- THE TASKS:
(A) According to the gold futures excerpt, in which metal are funds showing some bullish tilt?
(B) Transcribe the gold futures excerpt, starting with "Large speculators cut" and going on through "the legacy data.".

begin SOURCE EXCERPT

This article is more than 9 years old.

(Kitco News) - A sharp price drop prompted large speculators to cut their net-long positions in gold futures and options on the Comex division of the New York Mercantile Exchange to the smallest levels since late January.

These fund managers had been winnowing down their bullish holdings for most of May, as seen in the weekly commitments of traders report from the Commodity Futures Trading Commission, but the latest data shows large speculators are seeking to lift their gross short positions. The data is as of May 27.

Large speculators cut their net-long holdings in the platinum group metals in both the disaggregated and legacy reports. They also trimmed their bullish silver position in the legacy report, while building a relatively new net-short position in the disaggregated report. It’s only in copper where funds are showing some bullish tilt, having increased a net-long position in the disaggregated reading and cutting a net-short in the legacy data.

end SOURCE EXCERPT
begin PROVIDED MATERIAL

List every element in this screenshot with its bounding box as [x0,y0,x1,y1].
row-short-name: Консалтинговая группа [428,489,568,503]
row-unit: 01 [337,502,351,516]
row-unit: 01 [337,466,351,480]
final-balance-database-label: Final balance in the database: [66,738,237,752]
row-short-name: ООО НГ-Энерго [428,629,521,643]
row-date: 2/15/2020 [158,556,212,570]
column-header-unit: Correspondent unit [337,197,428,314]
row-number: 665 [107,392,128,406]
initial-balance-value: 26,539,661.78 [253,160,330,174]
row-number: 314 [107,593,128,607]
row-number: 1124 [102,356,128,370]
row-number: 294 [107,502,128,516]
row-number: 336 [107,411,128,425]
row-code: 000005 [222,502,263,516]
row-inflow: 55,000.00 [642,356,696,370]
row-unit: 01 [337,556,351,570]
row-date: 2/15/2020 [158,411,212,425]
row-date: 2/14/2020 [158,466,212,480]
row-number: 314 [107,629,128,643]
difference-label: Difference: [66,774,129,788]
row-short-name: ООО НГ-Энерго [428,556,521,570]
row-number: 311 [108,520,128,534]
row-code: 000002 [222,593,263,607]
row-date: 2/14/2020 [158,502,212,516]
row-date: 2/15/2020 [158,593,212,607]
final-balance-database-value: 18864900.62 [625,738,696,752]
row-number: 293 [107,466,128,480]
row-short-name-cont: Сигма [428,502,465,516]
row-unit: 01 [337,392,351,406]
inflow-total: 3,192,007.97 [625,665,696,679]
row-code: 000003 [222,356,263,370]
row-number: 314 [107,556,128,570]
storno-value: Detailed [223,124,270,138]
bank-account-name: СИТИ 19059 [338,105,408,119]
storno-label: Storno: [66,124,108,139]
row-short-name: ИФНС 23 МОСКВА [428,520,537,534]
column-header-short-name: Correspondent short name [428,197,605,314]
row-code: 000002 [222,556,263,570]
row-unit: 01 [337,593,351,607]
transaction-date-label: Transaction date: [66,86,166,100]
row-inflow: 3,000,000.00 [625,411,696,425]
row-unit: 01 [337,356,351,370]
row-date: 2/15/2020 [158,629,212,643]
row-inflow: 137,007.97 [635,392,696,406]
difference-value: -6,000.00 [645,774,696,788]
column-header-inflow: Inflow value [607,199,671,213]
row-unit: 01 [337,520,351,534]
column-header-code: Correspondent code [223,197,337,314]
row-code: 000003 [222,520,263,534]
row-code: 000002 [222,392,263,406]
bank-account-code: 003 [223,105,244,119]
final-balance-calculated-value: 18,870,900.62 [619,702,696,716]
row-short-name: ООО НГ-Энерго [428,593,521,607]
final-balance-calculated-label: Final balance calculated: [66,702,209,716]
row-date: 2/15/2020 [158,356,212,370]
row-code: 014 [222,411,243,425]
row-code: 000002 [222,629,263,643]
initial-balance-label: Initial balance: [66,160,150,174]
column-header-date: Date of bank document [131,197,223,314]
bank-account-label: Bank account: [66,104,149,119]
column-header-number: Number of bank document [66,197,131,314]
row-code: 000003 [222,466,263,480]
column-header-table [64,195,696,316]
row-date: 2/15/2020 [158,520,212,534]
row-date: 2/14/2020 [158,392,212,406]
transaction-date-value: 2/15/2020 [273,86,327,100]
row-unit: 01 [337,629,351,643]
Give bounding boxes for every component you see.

end PROVIDED MATERIAL
begin PROVIDED MATERIAL

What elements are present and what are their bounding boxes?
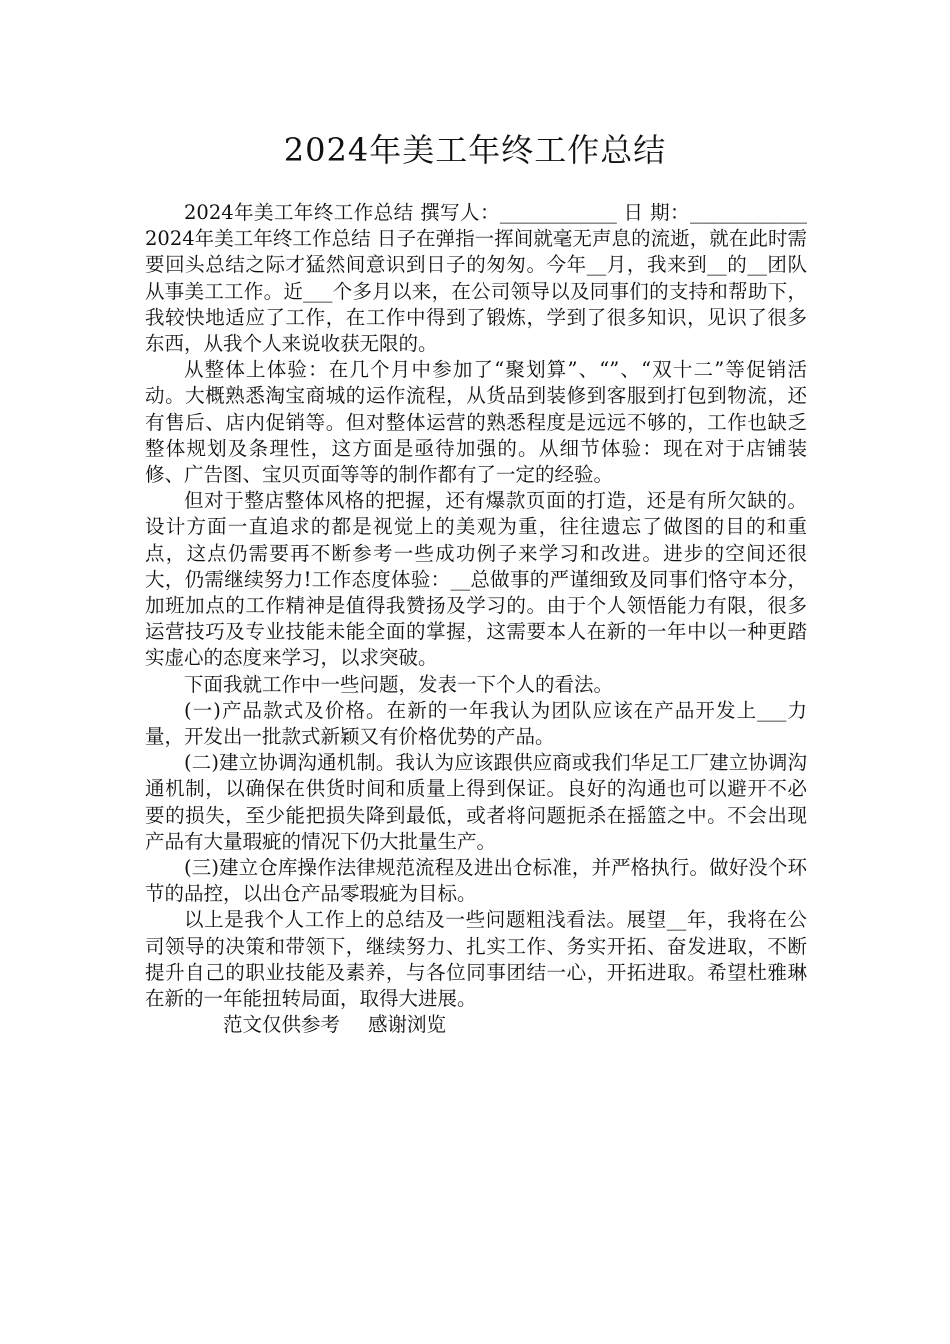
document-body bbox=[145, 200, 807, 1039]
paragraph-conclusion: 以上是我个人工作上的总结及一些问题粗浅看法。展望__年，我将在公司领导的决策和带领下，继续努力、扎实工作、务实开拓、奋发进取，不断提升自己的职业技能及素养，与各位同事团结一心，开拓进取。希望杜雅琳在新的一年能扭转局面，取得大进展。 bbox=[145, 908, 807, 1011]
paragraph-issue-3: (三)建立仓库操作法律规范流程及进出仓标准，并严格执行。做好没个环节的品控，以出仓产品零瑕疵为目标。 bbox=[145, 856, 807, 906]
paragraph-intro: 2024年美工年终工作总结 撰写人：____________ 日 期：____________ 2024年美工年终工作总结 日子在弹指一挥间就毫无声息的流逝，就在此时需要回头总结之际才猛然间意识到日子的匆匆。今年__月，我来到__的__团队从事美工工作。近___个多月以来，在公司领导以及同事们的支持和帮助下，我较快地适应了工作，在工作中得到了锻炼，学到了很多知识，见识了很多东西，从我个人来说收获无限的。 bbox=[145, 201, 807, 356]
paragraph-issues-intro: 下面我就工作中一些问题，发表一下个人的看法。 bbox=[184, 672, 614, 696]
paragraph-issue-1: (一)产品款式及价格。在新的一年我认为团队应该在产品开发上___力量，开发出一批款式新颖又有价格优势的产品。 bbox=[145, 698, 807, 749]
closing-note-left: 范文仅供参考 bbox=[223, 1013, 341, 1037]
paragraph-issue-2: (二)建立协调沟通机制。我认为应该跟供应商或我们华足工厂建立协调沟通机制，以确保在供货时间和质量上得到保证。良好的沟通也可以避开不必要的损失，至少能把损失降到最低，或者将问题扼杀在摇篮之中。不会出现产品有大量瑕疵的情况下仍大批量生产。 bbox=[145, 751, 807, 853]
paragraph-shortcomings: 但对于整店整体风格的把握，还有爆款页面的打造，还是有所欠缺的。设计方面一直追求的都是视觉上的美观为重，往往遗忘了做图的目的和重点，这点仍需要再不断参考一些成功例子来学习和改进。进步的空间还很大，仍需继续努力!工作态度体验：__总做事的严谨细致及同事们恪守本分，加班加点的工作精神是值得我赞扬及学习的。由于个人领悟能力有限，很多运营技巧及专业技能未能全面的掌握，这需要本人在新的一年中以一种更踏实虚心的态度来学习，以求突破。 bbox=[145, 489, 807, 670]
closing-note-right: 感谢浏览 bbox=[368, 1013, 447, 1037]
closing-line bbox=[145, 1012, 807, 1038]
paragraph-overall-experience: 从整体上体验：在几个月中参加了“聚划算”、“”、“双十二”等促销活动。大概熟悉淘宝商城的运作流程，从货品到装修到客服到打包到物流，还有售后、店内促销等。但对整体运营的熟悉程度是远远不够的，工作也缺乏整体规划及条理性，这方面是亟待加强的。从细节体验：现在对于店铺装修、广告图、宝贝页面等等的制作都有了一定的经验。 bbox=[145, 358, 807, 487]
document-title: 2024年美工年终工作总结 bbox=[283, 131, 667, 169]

end PROVIDED MATERIAL
begin PROVIDED MATERIAL

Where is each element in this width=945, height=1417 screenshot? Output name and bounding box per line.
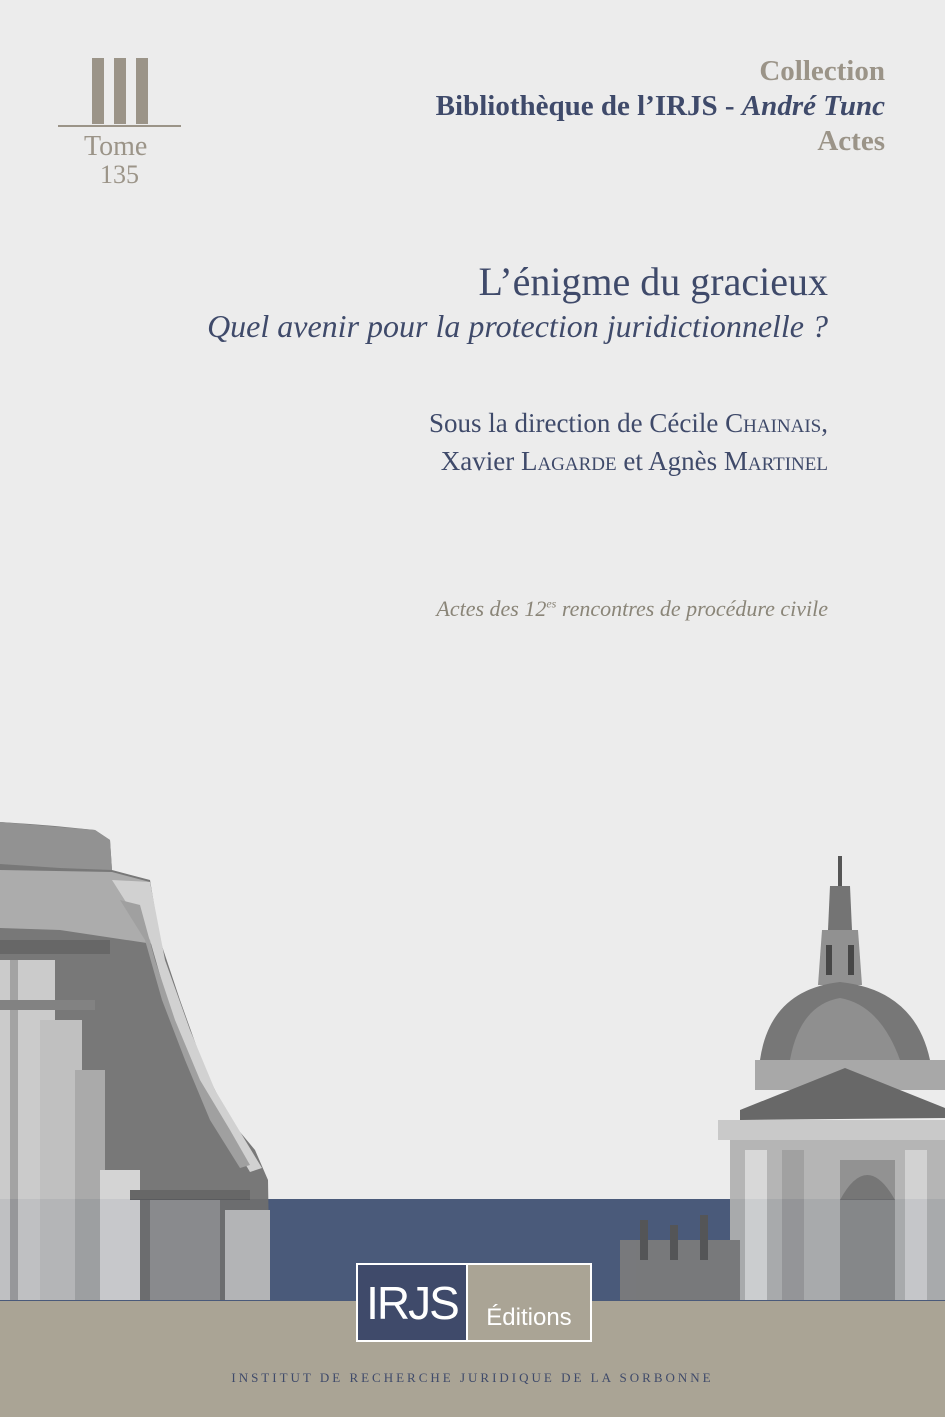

end PROVIDED MATERIAL

- RESPONSES TO THE TASKS:
(A) Copper.

(B)
Large speculators cut their net-long holdings in the platinum group metals in both the disaggregated and legacy reports. They also trimmed their bullish silver position in the legacy report, while building a relatively new net-short position in the disaggregated report. It’s only in copper where funds are showing some bullish tilt, having increased a net-long position in the disaggregated reading and cutting a net-short in the legacy data.